(Stored entries)
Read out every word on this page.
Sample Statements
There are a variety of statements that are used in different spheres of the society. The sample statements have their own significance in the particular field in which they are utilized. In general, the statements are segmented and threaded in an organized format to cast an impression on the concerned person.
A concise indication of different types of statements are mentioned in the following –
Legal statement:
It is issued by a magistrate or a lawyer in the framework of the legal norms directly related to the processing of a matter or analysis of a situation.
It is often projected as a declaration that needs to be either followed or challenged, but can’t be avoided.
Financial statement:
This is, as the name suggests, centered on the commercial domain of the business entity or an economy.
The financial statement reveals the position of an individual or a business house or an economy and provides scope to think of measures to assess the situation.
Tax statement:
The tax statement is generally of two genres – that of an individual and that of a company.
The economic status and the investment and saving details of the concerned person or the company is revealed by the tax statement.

SET TASK
Find each line with the string "concerned" and copy it out.

THE SOLUTION
There are a variety of statements that are used in different spheres of the society. The sample statements have their own significance in the particular field in which they are utilized. In general, the statements are segmented and threaded in an organized format to cast an impression on the concerned person.
The economic status and the investment and saving details of the concerned person or the company is revealed by the tax statement.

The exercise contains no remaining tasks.